───── EXTRACTED MATERIAL ─────

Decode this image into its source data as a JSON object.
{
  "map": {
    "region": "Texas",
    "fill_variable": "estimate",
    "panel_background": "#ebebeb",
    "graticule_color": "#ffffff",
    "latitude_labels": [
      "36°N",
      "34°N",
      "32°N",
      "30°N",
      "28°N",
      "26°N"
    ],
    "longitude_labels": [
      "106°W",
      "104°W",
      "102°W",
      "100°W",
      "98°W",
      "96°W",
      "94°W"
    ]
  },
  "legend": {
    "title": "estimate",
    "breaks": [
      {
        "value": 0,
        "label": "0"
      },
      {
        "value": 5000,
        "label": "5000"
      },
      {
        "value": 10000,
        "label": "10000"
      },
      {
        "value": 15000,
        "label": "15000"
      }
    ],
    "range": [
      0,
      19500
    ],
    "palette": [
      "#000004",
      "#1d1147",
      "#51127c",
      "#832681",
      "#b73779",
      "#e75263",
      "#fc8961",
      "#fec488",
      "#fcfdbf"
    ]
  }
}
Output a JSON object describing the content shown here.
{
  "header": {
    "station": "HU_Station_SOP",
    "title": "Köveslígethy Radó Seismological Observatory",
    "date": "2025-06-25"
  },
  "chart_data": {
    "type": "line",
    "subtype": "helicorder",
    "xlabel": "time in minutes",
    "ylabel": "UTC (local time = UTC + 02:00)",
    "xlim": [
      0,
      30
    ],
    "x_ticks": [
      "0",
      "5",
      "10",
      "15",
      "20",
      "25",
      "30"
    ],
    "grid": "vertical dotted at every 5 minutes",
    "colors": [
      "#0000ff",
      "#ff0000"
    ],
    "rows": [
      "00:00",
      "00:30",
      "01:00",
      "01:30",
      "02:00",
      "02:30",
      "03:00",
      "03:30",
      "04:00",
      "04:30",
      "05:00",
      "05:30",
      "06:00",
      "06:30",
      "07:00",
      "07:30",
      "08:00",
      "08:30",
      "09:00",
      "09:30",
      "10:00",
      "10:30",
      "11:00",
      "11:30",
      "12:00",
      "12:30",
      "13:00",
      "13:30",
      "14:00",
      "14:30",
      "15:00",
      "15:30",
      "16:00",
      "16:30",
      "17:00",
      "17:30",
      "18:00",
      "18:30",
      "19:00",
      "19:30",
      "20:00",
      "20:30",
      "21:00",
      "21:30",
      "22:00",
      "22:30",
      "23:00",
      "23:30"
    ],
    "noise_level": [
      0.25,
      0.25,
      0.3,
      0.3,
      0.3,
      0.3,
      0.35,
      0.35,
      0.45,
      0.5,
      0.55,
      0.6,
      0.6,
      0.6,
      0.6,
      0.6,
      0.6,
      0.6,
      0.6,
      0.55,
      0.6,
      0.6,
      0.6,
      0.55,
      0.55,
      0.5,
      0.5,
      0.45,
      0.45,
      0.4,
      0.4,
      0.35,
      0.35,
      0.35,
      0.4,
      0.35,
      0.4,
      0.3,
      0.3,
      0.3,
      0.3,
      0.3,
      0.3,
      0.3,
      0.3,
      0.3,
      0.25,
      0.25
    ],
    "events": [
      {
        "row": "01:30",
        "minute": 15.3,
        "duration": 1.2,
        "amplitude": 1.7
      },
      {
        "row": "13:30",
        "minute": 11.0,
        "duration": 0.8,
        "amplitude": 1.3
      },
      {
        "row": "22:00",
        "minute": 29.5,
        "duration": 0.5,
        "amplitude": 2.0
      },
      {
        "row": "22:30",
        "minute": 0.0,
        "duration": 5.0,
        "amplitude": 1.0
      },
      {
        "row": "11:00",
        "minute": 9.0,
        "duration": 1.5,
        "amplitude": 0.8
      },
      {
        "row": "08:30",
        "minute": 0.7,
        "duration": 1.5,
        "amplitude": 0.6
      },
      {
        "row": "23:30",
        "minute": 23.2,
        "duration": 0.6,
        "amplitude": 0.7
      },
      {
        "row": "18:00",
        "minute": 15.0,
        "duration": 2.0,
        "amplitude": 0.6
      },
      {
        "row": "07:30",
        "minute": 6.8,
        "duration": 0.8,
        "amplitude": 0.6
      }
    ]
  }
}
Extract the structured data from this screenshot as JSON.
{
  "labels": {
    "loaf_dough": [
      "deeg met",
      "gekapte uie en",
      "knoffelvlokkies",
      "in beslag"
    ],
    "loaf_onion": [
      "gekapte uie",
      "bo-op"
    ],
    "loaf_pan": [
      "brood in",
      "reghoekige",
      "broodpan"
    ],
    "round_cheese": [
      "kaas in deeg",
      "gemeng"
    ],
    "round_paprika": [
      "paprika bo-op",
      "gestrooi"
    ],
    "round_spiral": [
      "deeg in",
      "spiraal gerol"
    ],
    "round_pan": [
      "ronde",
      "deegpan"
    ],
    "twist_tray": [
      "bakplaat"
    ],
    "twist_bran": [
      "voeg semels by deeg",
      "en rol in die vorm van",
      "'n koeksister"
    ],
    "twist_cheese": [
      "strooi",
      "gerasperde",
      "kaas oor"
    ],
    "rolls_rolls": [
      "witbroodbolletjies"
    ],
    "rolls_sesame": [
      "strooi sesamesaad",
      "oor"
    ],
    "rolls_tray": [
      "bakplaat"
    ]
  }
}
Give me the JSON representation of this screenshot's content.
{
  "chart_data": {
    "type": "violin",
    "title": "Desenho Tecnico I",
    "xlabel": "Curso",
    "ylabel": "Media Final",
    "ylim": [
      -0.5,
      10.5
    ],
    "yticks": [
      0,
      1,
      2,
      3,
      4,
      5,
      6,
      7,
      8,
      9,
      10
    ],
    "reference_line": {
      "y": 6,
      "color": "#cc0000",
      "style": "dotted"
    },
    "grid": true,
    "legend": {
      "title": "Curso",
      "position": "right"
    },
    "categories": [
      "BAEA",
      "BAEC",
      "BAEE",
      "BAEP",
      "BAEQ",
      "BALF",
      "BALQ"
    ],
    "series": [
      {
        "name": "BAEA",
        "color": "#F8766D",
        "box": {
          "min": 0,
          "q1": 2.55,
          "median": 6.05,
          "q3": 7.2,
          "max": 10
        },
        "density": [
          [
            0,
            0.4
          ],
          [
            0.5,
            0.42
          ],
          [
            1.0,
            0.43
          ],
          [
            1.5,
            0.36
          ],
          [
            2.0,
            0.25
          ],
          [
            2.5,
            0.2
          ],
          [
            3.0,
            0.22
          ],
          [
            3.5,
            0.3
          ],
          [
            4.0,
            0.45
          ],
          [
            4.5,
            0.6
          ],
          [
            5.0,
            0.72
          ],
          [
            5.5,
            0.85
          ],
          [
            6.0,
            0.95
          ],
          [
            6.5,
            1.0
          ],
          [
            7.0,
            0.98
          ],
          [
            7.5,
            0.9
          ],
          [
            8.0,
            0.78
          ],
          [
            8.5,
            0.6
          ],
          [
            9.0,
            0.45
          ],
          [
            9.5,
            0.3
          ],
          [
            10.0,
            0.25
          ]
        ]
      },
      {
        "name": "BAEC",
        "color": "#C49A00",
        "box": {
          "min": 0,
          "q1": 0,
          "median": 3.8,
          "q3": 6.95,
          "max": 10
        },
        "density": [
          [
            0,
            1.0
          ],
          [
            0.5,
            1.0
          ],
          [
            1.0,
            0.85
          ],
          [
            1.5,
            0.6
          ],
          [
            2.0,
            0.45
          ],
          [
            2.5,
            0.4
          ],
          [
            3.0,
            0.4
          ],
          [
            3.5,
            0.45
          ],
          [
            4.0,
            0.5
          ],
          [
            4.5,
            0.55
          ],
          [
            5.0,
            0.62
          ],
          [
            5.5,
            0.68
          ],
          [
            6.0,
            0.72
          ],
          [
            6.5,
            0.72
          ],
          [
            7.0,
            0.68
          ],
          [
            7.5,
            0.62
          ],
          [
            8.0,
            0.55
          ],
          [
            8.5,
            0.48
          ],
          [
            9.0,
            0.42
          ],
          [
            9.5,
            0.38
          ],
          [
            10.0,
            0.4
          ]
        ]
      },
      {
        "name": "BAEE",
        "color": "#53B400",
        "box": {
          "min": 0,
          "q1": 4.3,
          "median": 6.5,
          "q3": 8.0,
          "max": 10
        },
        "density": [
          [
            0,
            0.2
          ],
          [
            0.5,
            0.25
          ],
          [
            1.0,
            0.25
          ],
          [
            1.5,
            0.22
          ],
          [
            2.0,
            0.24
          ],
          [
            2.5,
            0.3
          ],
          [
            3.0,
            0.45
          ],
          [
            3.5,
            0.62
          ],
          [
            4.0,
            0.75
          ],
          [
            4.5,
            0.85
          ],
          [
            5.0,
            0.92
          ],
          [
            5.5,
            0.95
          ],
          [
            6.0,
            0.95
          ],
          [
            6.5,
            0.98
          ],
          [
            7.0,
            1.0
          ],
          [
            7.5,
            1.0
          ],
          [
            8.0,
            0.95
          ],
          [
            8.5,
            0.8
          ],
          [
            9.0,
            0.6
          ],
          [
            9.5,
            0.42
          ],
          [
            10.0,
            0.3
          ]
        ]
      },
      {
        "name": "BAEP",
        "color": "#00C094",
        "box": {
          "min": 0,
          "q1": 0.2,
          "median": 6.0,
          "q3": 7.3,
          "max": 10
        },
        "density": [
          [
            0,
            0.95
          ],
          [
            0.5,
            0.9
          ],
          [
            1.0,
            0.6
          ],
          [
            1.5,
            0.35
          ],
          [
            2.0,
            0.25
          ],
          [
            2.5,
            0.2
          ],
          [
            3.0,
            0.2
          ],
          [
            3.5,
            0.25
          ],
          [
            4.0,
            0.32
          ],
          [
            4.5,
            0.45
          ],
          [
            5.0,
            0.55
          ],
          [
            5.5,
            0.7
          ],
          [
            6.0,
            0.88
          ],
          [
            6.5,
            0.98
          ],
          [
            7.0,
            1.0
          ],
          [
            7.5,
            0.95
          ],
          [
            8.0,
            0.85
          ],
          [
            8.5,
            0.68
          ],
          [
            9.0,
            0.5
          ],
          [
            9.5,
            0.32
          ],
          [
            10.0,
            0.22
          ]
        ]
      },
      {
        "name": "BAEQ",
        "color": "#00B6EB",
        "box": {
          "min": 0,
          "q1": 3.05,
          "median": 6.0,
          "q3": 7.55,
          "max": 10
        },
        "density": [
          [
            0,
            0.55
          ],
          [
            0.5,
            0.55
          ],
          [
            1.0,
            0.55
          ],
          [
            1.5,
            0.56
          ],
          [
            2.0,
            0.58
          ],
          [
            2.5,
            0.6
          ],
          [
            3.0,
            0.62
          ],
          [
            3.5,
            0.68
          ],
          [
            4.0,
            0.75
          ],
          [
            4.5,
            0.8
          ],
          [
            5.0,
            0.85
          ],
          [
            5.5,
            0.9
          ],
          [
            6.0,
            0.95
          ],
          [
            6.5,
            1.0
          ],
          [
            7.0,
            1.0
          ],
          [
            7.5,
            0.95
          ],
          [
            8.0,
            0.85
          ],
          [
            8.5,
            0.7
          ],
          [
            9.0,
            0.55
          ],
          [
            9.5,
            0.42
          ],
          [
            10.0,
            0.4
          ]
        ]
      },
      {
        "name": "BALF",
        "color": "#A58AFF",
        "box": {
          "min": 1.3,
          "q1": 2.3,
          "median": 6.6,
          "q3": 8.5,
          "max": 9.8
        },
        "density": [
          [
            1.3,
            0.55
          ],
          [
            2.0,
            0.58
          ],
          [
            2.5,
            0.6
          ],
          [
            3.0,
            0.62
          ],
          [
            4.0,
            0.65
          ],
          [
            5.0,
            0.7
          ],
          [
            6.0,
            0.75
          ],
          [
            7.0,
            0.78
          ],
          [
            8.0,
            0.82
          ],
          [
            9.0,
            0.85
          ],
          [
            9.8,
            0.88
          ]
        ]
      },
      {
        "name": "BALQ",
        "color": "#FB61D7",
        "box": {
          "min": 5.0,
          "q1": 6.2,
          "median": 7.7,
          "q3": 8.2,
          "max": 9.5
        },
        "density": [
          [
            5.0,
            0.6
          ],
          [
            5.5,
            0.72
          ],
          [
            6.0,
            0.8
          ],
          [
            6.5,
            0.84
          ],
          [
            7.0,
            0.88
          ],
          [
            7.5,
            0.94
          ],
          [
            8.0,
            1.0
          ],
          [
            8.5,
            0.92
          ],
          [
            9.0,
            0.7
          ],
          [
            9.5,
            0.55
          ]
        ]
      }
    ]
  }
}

─────

- **STATED EXERCISE**
Go over the data above and copy every line that has the word "this" in it.

- **ANSWER TO THE TASK**
Decode this image into its source data as a JSON object.
Extract the structured data from this screenshot as JSON.
Give me the JSON representation of this screenshot's content.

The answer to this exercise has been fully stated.